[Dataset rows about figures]
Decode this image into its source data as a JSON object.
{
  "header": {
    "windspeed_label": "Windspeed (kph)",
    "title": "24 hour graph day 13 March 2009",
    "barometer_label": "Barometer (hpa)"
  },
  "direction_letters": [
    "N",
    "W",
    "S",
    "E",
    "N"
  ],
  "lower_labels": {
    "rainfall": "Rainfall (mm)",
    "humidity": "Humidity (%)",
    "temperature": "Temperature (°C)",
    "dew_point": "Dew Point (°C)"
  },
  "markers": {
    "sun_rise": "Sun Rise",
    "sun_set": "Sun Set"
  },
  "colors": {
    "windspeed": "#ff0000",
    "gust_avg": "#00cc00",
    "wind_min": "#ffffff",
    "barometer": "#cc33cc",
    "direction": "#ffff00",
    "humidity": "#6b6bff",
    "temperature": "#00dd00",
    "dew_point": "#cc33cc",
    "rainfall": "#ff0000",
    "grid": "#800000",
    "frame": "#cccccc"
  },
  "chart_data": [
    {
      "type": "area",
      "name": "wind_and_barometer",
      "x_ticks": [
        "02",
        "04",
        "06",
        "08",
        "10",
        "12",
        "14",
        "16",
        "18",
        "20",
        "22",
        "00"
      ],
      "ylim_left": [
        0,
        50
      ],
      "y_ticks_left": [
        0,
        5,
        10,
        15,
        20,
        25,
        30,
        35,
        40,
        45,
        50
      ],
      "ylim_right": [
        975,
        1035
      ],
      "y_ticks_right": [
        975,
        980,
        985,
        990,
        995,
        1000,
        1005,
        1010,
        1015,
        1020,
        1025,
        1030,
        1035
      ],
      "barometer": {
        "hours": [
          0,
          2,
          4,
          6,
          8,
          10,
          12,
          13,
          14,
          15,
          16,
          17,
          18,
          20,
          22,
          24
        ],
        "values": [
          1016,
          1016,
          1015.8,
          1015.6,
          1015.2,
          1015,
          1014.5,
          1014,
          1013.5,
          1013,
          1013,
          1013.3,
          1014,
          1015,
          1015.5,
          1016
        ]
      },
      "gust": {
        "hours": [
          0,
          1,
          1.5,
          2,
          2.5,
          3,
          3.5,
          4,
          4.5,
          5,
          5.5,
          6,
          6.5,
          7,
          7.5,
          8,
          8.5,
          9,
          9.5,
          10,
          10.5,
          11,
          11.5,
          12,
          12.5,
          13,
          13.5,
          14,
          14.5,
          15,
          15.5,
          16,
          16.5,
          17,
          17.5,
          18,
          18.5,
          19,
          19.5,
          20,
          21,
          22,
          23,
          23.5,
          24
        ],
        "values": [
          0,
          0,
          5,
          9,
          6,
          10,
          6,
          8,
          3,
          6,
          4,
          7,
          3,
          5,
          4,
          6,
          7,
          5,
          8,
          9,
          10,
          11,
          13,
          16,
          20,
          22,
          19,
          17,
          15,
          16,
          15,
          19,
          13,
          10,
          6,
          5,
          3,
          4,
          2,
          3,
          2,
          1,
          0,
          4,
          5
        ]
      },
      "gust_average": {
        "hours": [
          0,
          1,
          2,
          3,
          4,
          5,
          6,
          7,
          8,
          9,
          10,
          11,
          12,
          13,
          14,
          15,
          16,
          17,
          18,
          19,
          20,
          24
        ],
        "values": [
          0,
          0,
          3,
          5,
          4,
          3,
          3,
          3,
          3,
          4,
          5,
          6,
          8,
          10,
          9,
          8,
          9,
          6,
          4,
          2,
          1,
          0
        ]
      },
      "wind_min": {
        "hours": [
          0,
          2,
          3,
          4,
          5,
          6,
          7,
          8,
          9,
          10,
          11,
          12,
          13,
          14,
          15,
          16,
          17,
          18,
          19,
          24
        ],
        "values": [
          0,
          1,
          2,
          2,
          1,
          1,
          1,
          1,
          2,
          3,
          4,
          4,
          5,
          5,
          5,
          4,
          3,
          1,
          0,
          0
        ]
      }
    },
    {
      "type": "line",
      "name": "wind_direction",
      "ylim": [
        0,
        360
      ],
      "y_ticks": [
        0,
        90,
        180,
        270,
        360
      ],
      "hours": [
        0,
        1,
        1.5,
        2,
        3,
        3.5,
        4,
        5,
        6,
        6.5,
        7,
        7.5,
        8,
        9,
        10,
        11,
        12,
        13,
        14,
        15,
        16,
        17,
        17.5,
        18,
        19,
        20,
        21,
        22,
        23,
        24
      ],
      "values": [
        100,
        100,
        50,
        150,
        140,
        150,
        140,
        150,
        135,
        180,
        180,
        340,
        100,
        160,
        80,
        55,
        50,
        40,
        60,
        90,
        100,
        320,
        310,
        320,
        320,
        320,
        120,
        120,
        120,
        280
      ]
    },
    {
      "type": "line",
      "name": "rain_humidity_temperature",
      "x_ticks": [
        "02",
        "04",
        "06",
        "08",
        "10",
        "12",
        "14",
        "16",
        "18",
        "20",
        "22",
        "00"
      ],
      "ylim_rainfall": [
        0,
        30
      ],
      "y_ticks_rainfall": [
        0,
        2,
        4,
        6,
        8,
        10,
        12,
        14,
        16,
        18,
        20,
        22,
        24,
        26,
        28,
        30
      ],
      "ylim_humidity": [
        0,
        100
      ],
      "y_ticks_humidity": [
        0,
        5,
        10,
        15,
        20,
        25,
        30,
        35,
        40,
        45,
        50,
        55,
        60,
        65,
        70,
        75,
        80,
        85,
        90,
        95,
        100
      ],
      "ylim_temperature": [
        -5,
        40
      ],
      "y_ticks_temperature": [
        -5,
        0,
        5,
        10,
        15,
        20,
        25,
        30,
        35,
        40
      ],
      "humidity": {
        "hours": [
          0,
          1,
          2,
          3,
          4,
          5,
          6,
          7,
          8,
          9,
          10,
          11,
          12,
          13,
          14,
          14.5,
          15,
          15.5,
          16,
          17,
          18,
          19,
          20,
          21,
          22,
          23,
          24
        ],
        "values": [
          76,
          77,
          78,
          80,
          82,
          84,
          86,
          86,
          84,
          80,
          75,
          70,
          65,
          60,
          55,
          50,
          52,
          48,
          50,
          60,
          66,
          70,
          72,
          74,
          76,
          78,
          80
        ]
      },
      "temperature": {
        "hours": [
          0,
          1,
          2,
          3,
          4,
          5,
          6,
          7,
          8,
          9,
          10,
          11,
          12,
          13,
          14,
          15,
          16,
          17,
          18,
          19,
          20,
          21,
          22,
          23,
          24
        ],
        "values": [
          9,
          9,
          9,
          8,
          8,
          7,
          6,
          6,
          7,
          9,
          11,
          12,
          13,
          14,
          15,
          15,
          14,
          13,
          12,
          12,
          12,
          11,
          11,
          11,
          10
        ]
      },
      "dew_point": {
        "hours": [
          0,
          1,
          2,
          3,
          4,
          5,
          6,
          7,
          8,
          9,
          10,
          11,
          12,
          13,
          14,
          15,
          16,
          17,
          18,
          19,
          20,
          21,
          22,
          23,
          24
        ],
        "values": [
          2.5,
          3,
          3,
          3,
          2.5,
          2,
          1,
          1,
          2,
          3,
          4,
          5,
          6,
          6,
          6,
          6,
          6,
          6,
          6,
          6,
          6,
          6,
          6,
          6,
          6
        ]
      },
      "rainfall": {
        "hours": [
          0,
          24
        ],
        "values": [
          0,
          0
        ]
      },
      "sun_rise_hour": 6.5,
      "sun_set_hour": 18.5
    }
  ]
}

▶ _Work to do_: From the data above, extract every line in its exact form.

▶ _The answer_:
Decode this image into its source data as a JSON object.
{
  "header": {
    "windspeed_label": "Windspeed (kph)",
    "title": "24 hour graph day 13 March 2009",
    "barometer_label": "Barometer (hpa)"
  },
  "direction_letters": [
    "N",
    "W",
    "S",
    "E",
    "N"
  ],
  "lower_labels": {
    "rainfall": "Rainfall (mm)",
    "humidity": "Humidity (%)",
    "temperature": "Temperature (°C)",
    "dew_point": "Dew Point (°C)"
  },
  "markers": {
    "sun_rise": "Sun Rise",
    "sun_set": "Sun Set"
  },
  "colors": {
    "windspeed": "#ff0000",
    "gust_avg": "#00cc00",
    "wind_min": "#ffffff",
    "barometer": "#cc33cc",
    "direction": "#ffff00",
    "humidity": "#6b6bff",
    "temperature": "#00dd00",
    "dew_point": "#cc33cc",
    "rainfall": "#ff0000",
    "grid": "#800000",
    "frame": "#cccccc"
  },
  "chart_data": [
    {
      "type": "area",
      "name": "wind_and_barometer",
      "x_ticks": [
        "02",
        "04",
        "06",
        "08",
        "10",
        "12",
        "14",
        "16",
        "18",
        "20",
        "22",
        "00"
      ],
      "ylim_left": [
        0,
        50
      ],
      "y_ticks_left": [
        0,
        5,
        10,
        15,
        20,
        25,
        30,
        35,
        40,
        45,
        50
      ],
      "ylim_right": [
        975,
        1035
      ],
      "y_ticks_right": [
        975,
        980,
        985,
        990,
        995,
        1000,
        1005,
        1010,
        1015,
        1020,
        1025,
        1030,
        1035
      ],
      "barometer": {
        "hours": [
          0,
          2,
          4,
          6,
          8,
          10,
          12,
          13,
          14,
          15,
          16,
          17,
          18,
          20,
          22,
          24
        ],
        "values": [
          1016,
          1016,
          1015.8,
          1015.6,
          1015.2,
          1015,
          1014.5,
          1014,
          1013.5,
          1013,
          1013,
          1013.3,
          1014,
          1015,
          1015.5,
          1016
        ]
      },
      "gust": {
        "hours": [
          0,
          1,
          1.5,
          2,
          2.5,
          3,
          3.5,
          4,
          4.5,
          5,
          5.5,
          6,
          6.5,
          7,
          7.5,
          8,
          8.5,
          9,
          9.5,
          10,
          10.5,
          11,
          11.5,
          12,
          12.5,
          13,
          13.5,
          14,
          14.5,
          15,
          15.5,
          16,
          16.5,
          17,
          17.5,
          18,
          18.5,
          19,
          19.5,
          20,
          21,
          22,
          23,
          23.5,
          24
        ],
        "values": [
          0,
          0,
          5,
          9,
          6,
          10,
          6,
          8,
          3,
          6,
          4,
          7,
          3,
          5,
          4,
          6,
          7,
          5,
          8,
          9,
          10,
          11,
          13,
          16,
          20,
          22,
          19,
          17,
          15,
          16,
          15,
          19,
          13,
          10,
          6,
          5,
          3,
          4,
          2,
          3,
          2,
          1,
          0,
          4,
          5
        ]
      },
      "gust_average": {
        "hours": [
          0,
          1,
          2,
          3,
          4,
          5,
          6,
          7,
          8,
          9,
          10,
          11,
          12,
          13,
          14,
          15,
          16,
          17,
          18,
          19,
          20,
          24
        ],
        "values": [
          0,
          0,
          3,
          5,
          4,
          3,
          3,
          3,
          3,
          4,
          5,
          6,
          8,
          10,
          9,
          8,
          9,
          6,
          4,
          2,
          1,
          0
        ]
      },
      "wind_min": {
        "hours": [
          0,
          2,
          3,
          4,
          5,
          6,
          7,
          8,
          9,
          10,
          11,
          12,
          13,
          14,
          15,
          16,
          17,
          18,
          19,
          24
        ],
        "values": [
          0,
          1,
          2,
          2,
          1,
          1,
          1,
          1,
          2,
          3,
          4,
          4,
          5,
          5,
          5,
          4,
          3,
          1,
          0,
          0
        ]
      }
    },
    {
      "type": "line",
      "name": "wind_direction",
      "ylim": [
        0,
        360
      ],
      "y_ticks": [
        0,
        90,
        180,
        270,
        360
      ],
      "hours": [
        0,
        1,
        1.5,
        2,
        3,
        3.5,
        4,
        5,
        6,
        6.5,
        7,
        7.5,
        8,
        9,
        10,
        11,
        12,
        13,
        14,
        15,
        16,
        17,
        17.5,
        18,
        19,
        20,
        21,
        22,
        23,
        24
      ],
      "values": [
        100,
        100,
        50,
        150,
        140,
        150,
        140,
        150,
        135,
        180,
        180,
        340,
        100,
        160,
        80,
        55,
        50,
        40,
        60,
        90,
        100,
        320,
        310,
        320,
        320,
        320,
        120,
        120,
        120,
        280
      ]
    },
    {
      "type": "line",
      "name": "rain_humidity_temperature",
      "x_ticks": [
        "02",
        "04",
        "06",
        "08",
        "10",
        "12",
        "14",
        "16",
        "18",
        "20",
        "22",
        "00"
      ],
      "ylim_rainfall": [
        0,
        30
      ],
      "y_ticks_rainfall": [
        0,
        2,
        4,
        6,
        8,
        10,
        12,
        14,
        16,
        18,
        20,
        22,
        24,
        26,
        28,
        30
      ],
      "ylim_humidity": [
        0,
        100
      ],
      "y_ticks_humidity": [
        0,
        5,
        10,
        15,
        20,
        25,
        30,
        35,
        40,
        45,
        50,
        55,
        60,
        65,
        70,
        75,
        80,
        85,
        90,
        95,
        100
      ],
      "ylim_temperature": [
        -5,
        40
      ],
      "y_ticks_temperature": [
        -5,
        0,
        5,
        10,
        15,
        20,
        25,
        30,
        35,
        40
      ],
      "humidity": {
        "hours": [
          0,
          1,
          2,
          3,
          4,
          5,
          6,
          7,
          8,
          9,
          10,
          11,
          12,
          13,
          14,
          14.5,
          15,
          15.5,
          16,
          17,
          18,
          19,
          20,
          21,
          22,
          23,
          24
        ],
        "values": [
          76,
          77,
          78,
          80,
          82,
          84,
          86,
          86,
          84,
          80,
          75,
          70,
          65,
          60,
          55,
          50,
          52,
          48,
          50,
          60,
          66,
          70,
          72,
          74,
          76,
          78,
          80
        ]
      },
      "temperature": {
        "hours": [
          0,
          1,
          2,
          3,
          4,
          5,
          6,
          7,
          8,
          9,
          10,
          11,
          12,
          13,
          14,
          15,
          16,
          17,
          18,
          19,
          20,
          21,
          22,
          23,
          24
        ],
        "values": [
          9,
          9,
          9,
          8,
          8,
          7,
          6,
          6,
          7,
          9,
          11,
          12,
          13,
          14,
          15,
          15,
          14,
          13,
          12,
          12,
          12,
          11,
          11,
          11,
          10
        ]
      },
      "dew_point": {
        "hours": [
          0,
          1,
          2,
          3,
          4,
          5,
          6,
          7,
          8,
          9,
          10,
          11,
          12,
          13,
          14,
          15,
          16,
          17,
          18,
          19,
          20,
          21,
          22,
          23,
          24
        ],
        "values": [
          2.5,
          3,
          3,
          3,
          2.5,
          2,
          1,
          1,
          2,
          3,
          4,
          5,
          6,
          6,
          6,
          6,
          6,
          6,
          6,
          6,
          6,
          6,
          6,
          6,
          6
        ]
      },
      "rainfall": {
        "hours": [
          0,
          24
        ],
        "values": [
          0,
          0
        ]
      },
      "sun_rise_hour": 6.5,
      "sun_set_hour": 18.5
    }
  ]
}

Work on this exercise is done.